Records
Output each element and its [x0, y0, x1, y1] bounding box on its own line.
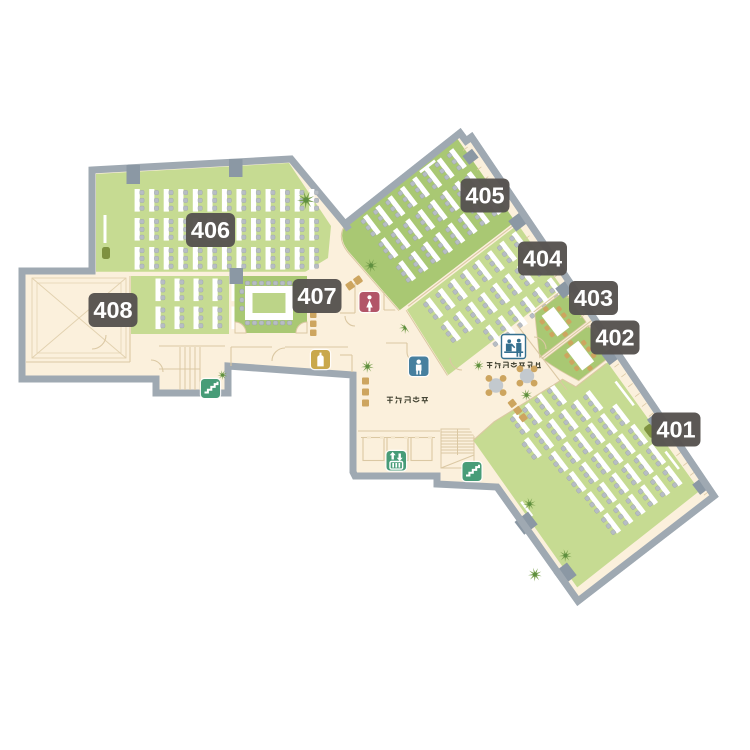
svg-text:403: 403 — [574, 285, 613, 311]
svg-text:408: 408 — [93, 297, 132, 323]
svg-text:407: 407 — [297, 283, 336, 309]
svg-text:402: 402 — [595, 325, 634, 351]
svg-text:404: 404 — [523, 246, 562, 272]
svg-text:401: 401 — [656, 417, 695, 443]
svg-text:406: 406 — [191, 217, 230, 243]
svg-text:405: 405 — [465, 183, 504, 209]
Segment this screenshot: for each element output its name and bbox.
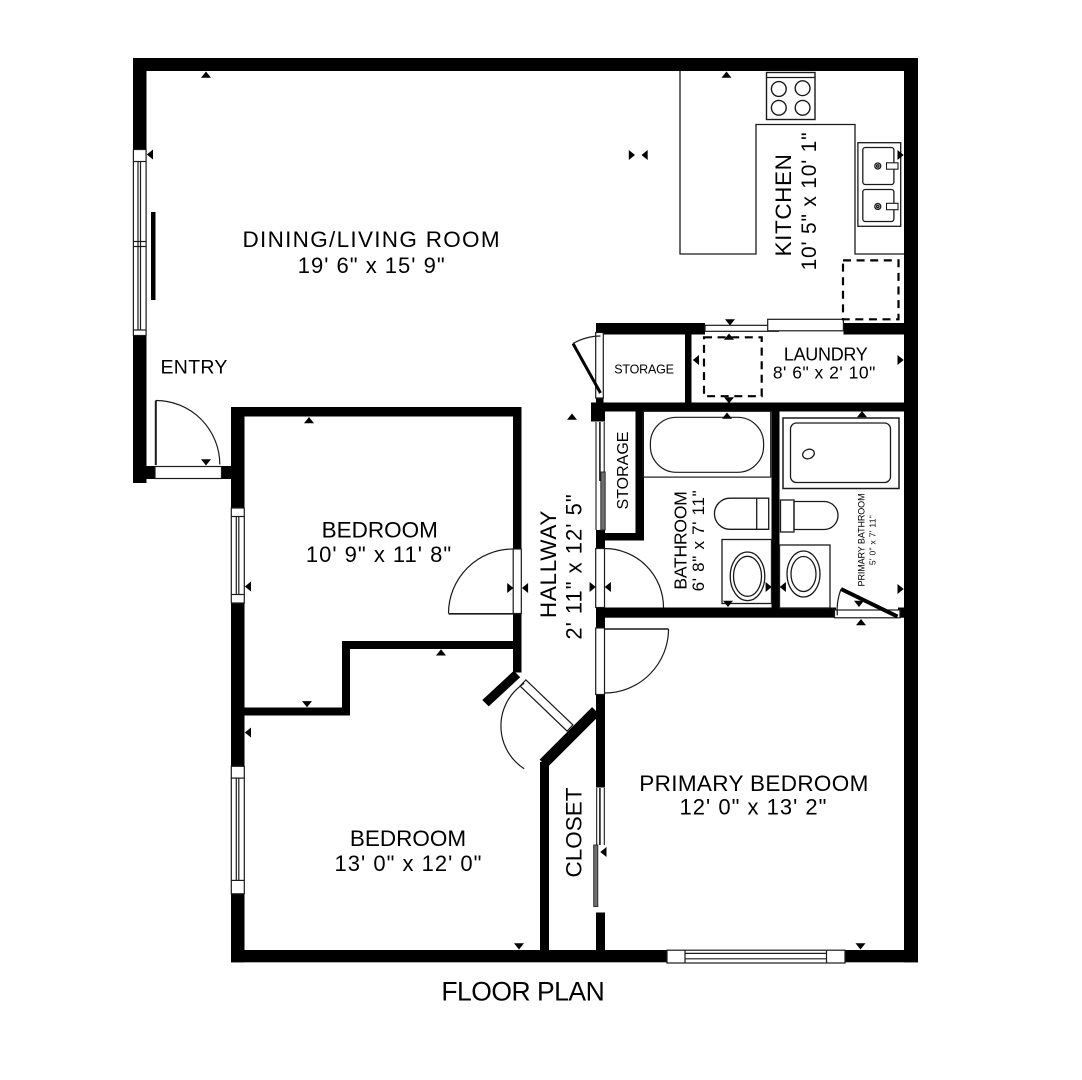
svg-text:5' 0" x 7' 11": 5' 0" x 7' 11" — [868, 515, 878, 565]
svg-text:BEDROOM: BEDROOM — [350, 826, 466, 851]
svg-text:PRIMARY BATHROOM: PRIMARY BATHROOM — [857, 494, 867, 587]
svg-text:6' 8" x 7' 11": 6' 8" x 7' 11" — [689, 490, 708, 592]
svg-text:DINING/LIVING ROOM: DINING/LIVING ROOM — [242, 227, 500, 252]
svg-text:8' 6" x 2' 10": 8' 6" x 2' 10" — [773, 362, 876, 382]
svg-text:KITCHEN: KITCHEN — [771, 154, 796, 257]
svg-text:13' 0" x 12' 0": 13' 0" x 12' 0" — [335, 851, 483, 876]
svg-text:PRIMARY BEDROOM: PRIMARY BEDROOM — [639, 771, 868, 796]
svg-text:10' 9" x 11' 8": 10' 9" x 11' 8" — [306, 542, 452, 567]
svg-text:2' 11" x 12' 5": 2' 11" x 12' 5" — [562, 493, 587, 639]
svg-text:CLOSET: CLOSET — [562, 787, 587, 877]
svg-text:STORAGE: STORAGE — [614, 362, 674, 376]
svg-text:BEDROOM: BEDROOM — [322, 518, 438, 543]
svg-text:STORAGE: STORAGE — [615, 432, 632, 510]
svg-text:HALLWAY: HALLWAY — [536, 510, 561, 618]
svg-text:10' 5" x 10' 1": 10' 5" x 10' 1" — [798, 132, 821, 271]
svg-text:ENTRY: ENTRY — [161, 357, 228, 379]
svg-text:19' 6" x 15' 9": 19' 6" x 15' 9" — [298, 253, 446, 278]
svg-text:FLOOR PLAN: FLOOR PLAN — [441, 977, 604, 1007]
svg-text:BATHROOM: BATHROOM — [671, 491, 691, 589]
svg-text:12' 0" x 13' 2": 12' 0" x 13' 2" — [680, 795, 828, 820]
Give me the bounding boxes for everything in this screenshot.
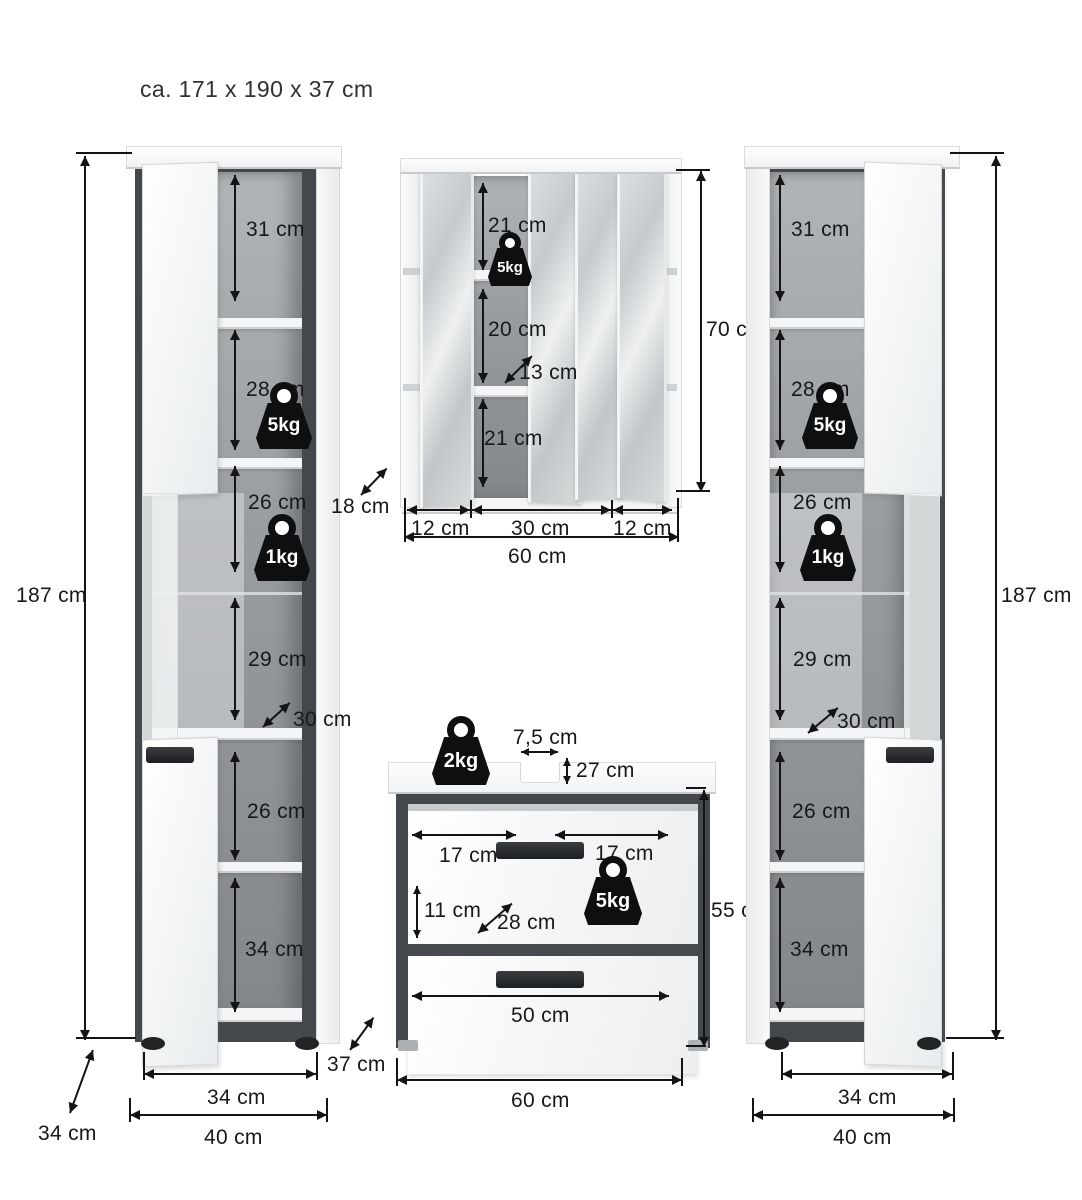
- left-cabinet-foot: [295, 1037, 319, 1050]
- left-depth-label: 34 cm: [38, 1122, 97, 1146]
- dim-arrow: [779, 175, 781, 301]
- left-outer-width-arrow: [130, 1114, 327, 1116]
- cutout-width-label: 7,5 cm: [513, 726, 578, 750]
- left-cabinet-upper-door: [142, 162, 218, 497]
- gap-depth-label: 37 cm: [327, 1053, 386, 1077]
- dim-arrow: [234, 752, 236, 860]
- vanity-rail: [408, 804, 698, 811]
- dim-arrow: [779, 752, 781, 860]
- right-cabinet-foot: [765, 1037, 789, 1050]
- weight-label: 1kg: [254, 535, 310, 581]
- dim-arrow: [234, 330, 236, 450]
- mirror-door-right: [617, 168, 667, 502]
- right-shelf-depth-label: 30 cm: [837, 710, 896, 734]
- mirror-depth-arrow: [360, 468, 387, 496]
- sink-pipe-cutout: [520, 762, 560, 783]
- dim-tick: [686, 787, 706, 789]
- dim-arrow: [482, 289, 484, 383]
- right-cabinet-glass-shelf: [770, 592, 910, 595]
- right-outer-width-arrow: [753, 1114, 953, 1116]
- dim-tick: [952, 1052, 954, 1080]
- left-outer-width-label: 40 cm: [204, 1126, 263, 1150]
- right-cabinet-lower-door: [864, 737, 942, 1068]
- right-cabinet-glass-door-edge: [904, 493, 940, 740]
- drawer-right-arrow: [555, 834, 668, 836]
- dim-tick: [950, 152, 1004, 154]
- load-weight-icon: 5kg: [256, 382, 312, 449]
- weight-label: 5kg: [584, 877, 642, 925]
- mirror-depth-label: 18 cm: [331, 495, 390, 519]
- load-weight-icon: 5kg: [488, 232, 532, 286]
- right-compartment-label: 26 cm: [793, 491, 852, 515]
- weight-label: 5kg: [488, 248, 532, 286]
- left-cabinet-glass-door-edge: [142, 493, 178, 740]
- load-weight-icon: 1kg: [254, 514, 310, 581]
- cutout-width-arrow: [521, 751, 558, 753]
- right-cabinet-door-handle: [886, 747, 934, 763]
- overall-dimensions-title: ca. 171 x 190 x 37 cm: [140, 76, 373, 103]
- left-compartment-label: 34 cm: [245, 938, 304, 962]
- dim-arrow: [482, 183, 484, 270]
- dim-tick: [953, 1098, 955, 1122]
- vanity-lower-drawer-handle: [496, 971, 584, 988]
- mirror-cabinet-top: [400, 158, 682, 174]
- drawer-height-arrow: [416, 886, 418, 938]
- dim-arrow: [234, 598, 236, 720]
- vanity-height-arrow: [703, 790, 705, 1047]
- left-cabinet-foot: [141, 1037, 165, 1050]
- cutout-offset-arrow: [566, 758, 568, 784]
- left-compartment-label: 26 cm: [248, 491, 307, 515]
- left-cabinet-lower-door: [142, 737, 218, 1068]
- load-weight-icon: 5kg: [584, 856, 642, 925]
- left-compartment-label: 26 cm: [247, 800, 306, 824]
- right-compartment-label: 31 cm: [791, 218, 850, 242]
- vanity-divider: [408, 944, 698, 956]
- left-depth-arrow: [69, 1050, 94, 1114]
- dim-tick: [316, 1052, 318, 1080]
- left-cabinet-side-panel: [316, 158, 340, 1044]
- left-inner-width-arrow: [144, 1073, 316, 1075]
- vanity-upper-drawer-handle: [496, 842, 584, 859]
- load-weight-icon: 1kg: [800, 514, 856, 581]
- dim-arrow: [779, 466, 781, 572]
- shelf-notch: [403, 384, 420, 391]
- dimension-diagram: ca. 171 x 190 x 37 cm 187 cm 31 cm 28 cm…: [0, 0, 1082, 1200]
- right-cabinet-upper-door: [864, 162, 942, 497]
- right-cabinet-foot: [917, 1037, 941, 1050]
- mirror-outer-width-label: 60 cm: [508, 545, 567, 569]
- shelf-notch: [403, 268, 420, 275]
- section-width-arrow: [472, 509, 611, 511]
- mirror-compartment-label: 21 cm: [484, 427, 543, 451]
- weight-label: 2kg: [432, 737, 490, 785]
- drawer-height-label: 11 cm: [424, 899, 481, 923]
- right-compartment-label: 34 cm: [790, 938, 849, 962]
- mirror-compartment-label: 20 cm: [488, 318, 547, 342]
- right-inner-width-arrow: [782, 1073, 952, 1075]
- left-cabinet-door-handle: [146, 747, 194, 763]
- mirror-door-left: [420, 168, 474, 508]
- right-inner-width-label: 34 cm: [838, 1086, 897, 1110]
- left-compartment-label: 29 cm: [248, 648, 307, 672]
- dim-arrow: [234, 175, 236, 301]
- dim-arrow: [779, 598, 781, 720]
- mirror-cabinet-height-arrow: [700, 171, 702, 492]
- right-cabinet-height-label: 187 cm: [1001, 584, 1072, 608]
- dim-arrow: [234, 466, 236, 572]
- left-inner-width-label: 34 cm: [207, 1086, 266, 1110]
- inner-depth-label: 28 cm: [497, 911, 556, 935]
- dim-arrow: [779, 878, 781, 1012]
- load-weight-icon: 2kg: [432, 716, 490, 785]
- left-compartment-label: 31 cm: [246, 218, 305, 242]
- lower-drawer-width-arrow: [412, 995, 669, 997]
- load-weight-icon: 5kg: [802, 382, 858, 449]
- right-compartment-label: 26 cm: [792, 800, 851, 824]
- mirror-shelf-depth-label: 13 cm: [519, 361, 578, 385]
- left-cabinet-height-label: 187 cm: [16, 584, 87, 608]
- right-cabinet-side-panel: [746, 158, 770, 1044]
- dim-arrow: [779, 330, 781, 450]
- vanity-foot: [398, 1040, 418, 1051]
- weight-label: 1kg: [800, 535, 856, 581]
- vanity-outer-width-label: 60 cm: [511, 1089, 570, 1113]
- right-cabinet-height-arrow: [995, 156, 997, 1040]
- cutout-offset-label: 27 cm: [576, 759, 635, 783]
- mirror-door-center-right: [575, 162, 623, 501]
- weight-label: 5kg: [256, 403, 312, 449]
- mirror-outer-width-arrow: [404, 536, 679, 538]
- vanity-outer-width-arrow: [397, 1079, 682, 1081]
- weight-label: 5kg: [802, 403, 858, 449]
- dim-arrow: [234, 878, 236, 1012]
- gap-depth-arrow: [349, 1017, 374, 1051]
- dim-tick: [76, 152, 132, 154]
- lower-drawer-width-label: 50 cm: [511, 1004, 570, 1028]
- right-outer-width-label: 40 cm: [833, 1126, 892, 1150]
- right-compartment-label: 29 cm: [793, 648, 852, 672]
- drawer-left-arrow: [412, 834, 516, 836]
- section-width-arrow: [613, 509, 672, 511]
- left-shelf-depth-label: 30 cm: [293, 708, 352, 732]
- drawer-left-label: 17 cm: [439, 844, 498, 868]
- section-width-arrow: [407, 509, 470, 511]
- vanity-frame-left-leg: [396, 790, 408, 1048]
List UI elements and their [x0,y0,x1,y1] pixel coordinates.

> [Requirements]: Turn the rows above, from the start of the Records down to the line containing "Segment this screenshot: for", into a JSON list of strings with one string per line. Omit blank lines and the pictures.

> [Worked solution]:
[
  "Output each element and its [x0, y0, x1, y1] bounding box on its own line.",
  "svg-text:403: 403 — [574, 285, 613, 311]",
  "svg-text:408: 408 — [93, 297, 132, 323]",
  "svg-text:407: 407 — [297, 283, 336, 309]",
  "svg-text:402: 402 — [595, 325, 634, 351]",
  "svg-text:404: 404 — [523, 246, 562, 272]",
  "svg-text:401: 401 — [656, 417, 695, 443]",
  "svg-text:406: 406 — [191, 217, 230, 243]",
  "svg-text:405: 405 — [465, 183, 504, 209]",
  "Segment this screenshot: for each element output its name and bbox."
]